### EXERCISE OBJECTIVE
Select from the data all lines with the word "templates".

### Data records
● ● ●
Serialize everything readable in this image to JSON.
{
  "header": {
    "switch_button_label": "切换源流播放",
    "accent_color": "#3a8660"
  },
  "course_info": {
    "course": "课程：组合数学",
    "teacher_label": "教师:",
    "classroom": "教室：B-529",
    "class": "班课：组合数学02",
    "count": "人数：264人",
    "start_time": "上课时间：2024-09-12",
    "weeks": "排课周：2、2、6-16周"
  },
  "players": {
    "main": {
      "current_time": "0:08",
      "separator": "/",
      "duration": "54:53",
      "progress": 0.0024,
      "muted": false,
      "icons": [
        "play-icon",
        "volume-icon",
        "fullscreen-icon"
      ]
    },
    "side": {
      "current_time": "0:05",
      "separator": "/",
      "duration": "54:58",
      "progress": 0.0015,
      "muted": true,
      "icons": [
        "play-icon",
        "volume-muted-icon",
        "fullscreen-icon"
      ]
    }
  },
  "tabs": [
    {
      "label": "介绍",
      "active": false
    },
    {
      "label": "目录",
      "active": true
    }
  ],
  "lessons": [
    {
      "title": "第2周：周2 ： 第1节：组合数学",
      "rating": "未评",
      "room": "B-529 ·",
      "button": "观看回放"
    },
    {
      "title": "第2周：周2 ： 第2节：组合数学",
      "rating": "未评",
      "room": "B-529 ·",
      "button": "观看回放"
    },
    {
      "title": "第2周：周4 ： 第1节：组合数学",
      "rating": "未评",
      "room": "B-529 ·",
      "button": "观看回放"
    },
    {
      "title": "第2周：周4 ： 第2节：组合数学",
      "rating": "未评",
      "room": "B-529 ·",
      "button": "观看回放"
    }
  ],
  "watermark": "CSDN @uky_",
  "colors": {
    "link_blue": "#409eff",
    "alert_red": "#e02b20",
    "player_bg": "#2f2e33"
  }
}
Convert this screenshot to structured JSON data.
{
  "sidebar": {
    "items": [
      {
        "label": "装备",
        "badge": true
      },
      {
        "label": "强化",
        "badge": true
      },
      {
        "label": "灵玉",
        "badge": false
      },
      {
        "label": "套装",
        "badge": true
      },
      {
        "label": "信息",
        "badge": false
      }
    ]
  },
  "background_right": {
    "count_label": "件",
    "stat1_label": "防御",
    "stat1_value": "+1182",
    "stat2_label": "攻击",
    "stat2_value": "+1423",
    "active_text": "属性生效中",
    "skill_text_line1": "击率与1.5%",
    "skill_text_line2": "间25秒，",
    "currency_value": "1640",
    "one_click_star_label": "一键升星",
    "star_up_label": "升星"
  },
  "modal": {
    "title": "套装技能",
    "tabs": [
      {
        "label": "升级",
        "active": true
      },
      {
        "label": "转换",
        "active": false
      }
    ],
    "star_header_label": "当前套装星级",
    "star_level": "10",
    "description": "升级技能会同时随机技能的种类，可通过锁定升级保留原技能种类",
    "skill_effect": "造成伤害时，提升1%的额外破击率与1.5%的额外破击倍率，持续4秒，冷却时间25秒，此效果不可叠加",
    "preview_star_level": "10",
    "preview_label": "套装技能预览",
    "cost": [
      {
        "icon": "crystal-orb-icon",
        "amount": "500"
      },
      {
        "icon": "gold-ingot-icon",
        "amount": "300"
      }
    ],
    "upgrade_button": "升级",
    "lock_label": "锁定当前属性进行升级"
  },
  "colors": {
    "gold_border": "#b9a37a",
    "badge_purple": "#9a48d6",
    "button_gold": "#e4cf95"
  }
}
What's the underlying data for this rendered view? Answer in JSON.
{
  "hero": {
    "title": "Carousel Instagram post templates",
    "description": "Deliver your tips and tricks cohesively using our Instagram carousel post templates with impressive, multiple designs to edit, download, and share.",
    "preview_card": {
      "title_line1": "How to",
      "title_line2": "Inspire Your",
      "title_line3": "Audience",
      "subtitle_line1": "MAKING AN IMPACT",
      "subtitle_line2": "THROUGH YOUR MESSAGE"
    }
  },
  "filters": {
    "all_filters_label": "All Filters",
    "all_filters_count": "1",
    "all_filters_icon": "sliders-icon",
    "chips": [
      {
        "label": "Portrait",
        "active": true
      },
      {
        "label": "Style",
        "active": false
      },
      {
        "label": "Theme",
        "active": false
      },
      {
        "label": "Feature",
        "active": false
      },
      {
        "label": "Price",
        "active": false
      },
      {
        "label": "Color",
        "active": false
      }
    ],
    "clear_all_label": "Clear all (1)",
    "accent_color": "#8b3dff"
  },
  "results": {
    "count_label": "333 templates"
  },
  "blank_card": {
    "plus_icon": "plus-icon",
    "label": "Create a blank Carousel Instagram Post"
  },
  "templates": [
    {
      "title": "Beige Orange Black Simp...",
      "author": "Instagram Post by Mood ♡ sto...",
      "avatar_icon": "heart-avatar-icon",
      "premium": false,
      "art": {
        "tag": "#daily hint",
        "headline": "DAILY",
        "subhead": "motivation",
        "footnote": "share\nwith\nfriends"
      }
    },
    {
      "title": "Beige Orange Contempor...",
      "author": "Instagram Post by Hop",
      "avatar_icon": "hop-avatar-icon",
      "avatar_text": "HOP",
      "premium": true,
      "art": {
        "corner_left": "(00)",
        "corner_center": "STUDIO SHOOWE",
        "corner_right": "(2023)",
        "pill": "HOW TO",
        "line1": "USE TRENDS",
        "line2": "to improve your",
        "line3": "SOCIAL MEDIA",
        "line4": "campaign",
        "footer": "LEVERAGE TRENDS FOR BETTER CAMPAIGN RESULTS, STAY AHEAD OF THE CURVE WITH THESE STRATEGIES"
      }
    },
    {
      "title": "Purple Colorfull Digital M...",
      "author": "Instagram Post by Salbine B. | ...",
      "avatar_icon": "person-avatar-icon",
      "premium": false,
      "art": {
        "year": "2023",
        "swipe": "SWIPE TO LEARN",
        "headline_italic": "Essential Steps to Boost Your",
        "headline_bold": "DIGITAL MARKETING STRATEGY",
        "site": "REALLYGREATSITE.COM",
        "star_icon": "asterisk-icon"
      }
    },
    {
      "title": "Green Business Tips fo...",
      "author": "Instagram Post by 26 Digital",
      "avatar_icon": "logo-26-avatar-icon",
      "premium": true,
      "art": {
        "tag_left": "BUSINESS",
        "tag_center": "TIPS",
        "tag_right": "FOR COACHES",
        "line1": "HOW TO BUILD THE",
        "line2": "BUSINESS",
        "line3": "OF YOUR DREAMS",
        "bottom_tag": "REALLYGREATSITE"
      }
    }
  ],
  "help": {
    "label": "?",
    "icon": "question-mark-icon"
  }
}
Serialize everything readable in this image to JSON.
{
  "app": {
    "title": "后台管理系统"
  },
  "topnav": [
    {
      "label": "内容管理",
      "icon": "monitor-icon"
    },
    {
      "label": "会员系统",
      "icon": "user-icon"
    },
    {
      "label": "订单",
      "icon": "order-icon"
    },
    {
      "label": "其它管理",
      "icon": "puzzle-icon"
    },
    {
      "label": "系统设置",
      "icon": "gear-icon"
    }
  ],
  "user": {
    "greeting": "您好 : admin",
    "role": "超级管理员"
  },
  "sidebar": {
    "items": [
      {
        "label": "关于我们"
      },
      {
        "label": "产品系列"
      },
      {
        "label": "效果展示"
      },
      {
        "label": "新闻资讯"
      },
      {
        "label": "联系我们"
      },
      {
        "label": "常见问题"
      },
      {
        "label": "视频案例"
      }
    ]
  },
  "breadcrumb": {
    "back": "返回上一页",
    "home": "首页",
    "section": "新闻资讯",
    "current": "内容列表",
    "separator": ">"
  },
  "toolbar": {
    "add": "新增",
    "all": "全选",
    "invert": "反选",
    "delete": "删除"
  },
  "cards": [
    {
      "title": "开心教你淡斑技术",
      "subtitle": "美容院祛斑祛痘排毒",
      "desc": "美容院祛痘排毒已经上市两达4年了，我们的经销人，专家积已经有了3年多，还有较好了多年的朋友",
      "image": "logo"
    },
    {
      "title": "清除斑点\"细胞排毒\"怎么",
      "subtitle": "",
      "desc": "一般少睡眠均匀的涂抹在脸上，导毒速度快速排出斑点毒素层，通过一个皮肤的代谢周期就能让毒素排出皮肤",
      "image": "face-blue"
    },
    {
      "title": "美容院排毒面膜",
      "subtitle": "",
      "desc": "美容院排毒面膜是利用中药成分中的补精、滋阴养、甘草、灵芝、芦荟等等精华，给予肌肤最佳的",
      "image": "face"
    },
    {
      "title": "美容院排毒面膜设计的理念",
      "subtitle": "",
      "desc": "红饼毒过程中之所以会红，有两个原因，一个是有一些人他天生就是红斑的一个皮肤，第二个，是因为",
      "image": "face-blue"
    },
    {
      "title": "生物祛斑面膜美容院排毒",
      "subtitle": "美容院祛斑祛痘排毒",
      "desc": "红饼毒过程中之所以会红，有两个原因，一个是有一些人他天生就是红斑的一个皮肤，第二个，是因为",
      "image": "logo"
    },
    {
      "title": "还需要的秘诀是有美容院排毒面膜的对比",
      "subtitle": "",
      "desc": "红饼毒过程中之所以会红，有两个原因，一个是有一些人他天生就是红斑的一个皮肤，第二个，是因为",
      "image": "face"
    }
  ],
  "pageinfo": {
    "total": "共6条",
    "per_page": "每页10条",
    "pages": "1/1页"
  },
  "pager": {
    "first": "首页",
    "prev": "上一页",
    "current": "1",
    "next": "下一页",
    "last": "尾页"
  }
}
● ● ●
### RESPONSE FOR THIS EXERCISE
    "title": "Carousel Instagram post templates",
    "description": "Deliver your tips and tricks cohesively using our Instagram carousel post templates with impressive, multiple designs to edit, download, and share.",
    "count_label": "333 templates"
  "templates": [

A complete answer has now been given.